#### Challenge:
Exactly as written, print each record in the listing.
** start of Records **
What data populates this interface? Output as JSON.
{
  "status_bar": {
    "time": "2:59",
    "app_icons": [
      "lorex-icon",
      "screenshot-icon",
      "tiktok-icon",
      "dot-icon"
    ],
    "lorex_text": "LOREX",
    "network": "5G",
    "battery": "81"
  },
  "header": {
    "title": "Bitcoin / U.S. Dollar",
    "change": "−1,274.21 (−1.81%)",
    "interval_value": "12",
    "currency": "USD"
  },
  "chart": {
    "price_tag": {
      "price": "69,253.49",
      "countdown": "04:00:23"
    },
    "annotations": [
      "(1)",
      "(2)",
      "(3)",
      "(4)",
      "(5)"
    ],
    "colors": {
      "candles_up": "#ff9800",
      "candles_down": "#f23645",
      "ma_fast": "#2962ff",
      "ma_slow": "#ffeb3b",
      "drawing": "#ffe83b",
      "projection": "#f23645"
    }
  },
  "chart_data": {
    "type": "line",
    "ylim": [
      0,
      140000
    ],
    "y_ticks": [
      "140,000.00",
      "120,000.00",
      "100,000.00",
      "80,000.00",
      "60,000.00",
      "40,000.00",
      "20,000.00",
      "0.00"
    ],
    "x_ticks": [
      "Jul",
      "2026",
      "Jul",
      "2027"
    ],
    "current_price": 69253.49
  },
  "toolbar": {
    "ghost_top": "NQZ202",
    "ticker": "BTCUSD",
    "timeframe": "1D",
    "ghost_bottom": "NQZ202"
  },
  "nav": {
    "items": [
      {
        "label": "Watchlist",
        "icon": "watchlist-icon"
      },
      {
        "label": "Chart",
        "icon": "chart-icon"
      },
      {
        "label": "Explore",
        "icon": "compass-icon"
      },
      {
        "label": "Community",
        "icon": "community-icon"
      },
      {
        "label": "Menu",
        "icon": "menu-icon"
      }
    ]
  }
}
** end of Records **
#### The answer:
What data populates this interface? Output as JSON.
{
  "status_bar": {
    "time": "2:59",
    "app_icons": [
      "lorex-icon",
      "screenshot-icon",
      "tiktok-icon",
      "dot-icon"
    ],
    "lorex_text": "LOREX",
    "network": "5G",
    "battery": "81"
  },
  "header": {
    "title": "Bitcoin / U.S. Dollar",
    "change": "−1,274.21 (−1.81%)",
    "interval_value": "12",
    "currency": "USD"
  },
  "chart": {
    "price_tag": {
      "price": "69,253.49",
      "countdown": "04:00:23"
    },
    "annotations": [
      "(1)",
      "(2)",
      "(3)",
      "(4)",
      "(5)"
    ],
    "colors": {
      "candles_up": "#ff9800",
      "candles_down": "#f23645",
      "ma_fast": "#2962ff",
      "ma_slow": "#ffeb3b",
      "drawing": "#ffe83b",
      "projection": "#f23645"
    }
  },
  "chart_data": {
    "type": "line",
    "ylim": [
      0,
      140000
    ],
    "y_ticks": [
      "140,000.00",
      "120,000.00",
      "100,000.00",
      "80,000.00",
      "60,000.00",
      "40,000.00",
      "20,000.00",
      "0.00"
    ],
    "x_ticks": [
      "Jul",
      "2026",
      "Jul",
      "2027"
    ],
    "current_price": 69253.49
  },
  "toolbar": {
    "ghost_top": "NQZ202",
    "ticker": "BTCUSD",
    "timeframe": "1D",
    "ghost_bottom": "NQZ202"
  },
  "nav": {
    "items": [
      {
        "label": "Watchlist",
        "icon": "watchlist-icon"
      },
      {
        "label": "Chart",
        "icon": "chart-icon"
      },
      {
        "label": "Explore",
        "icon": "compass-icon"
      },
      {
        "label": "Community",
        "icon": "community-icon"
      },
      {
        "label": "Menu",
        "icon": "menu-icon"
      }
    ]
  }
}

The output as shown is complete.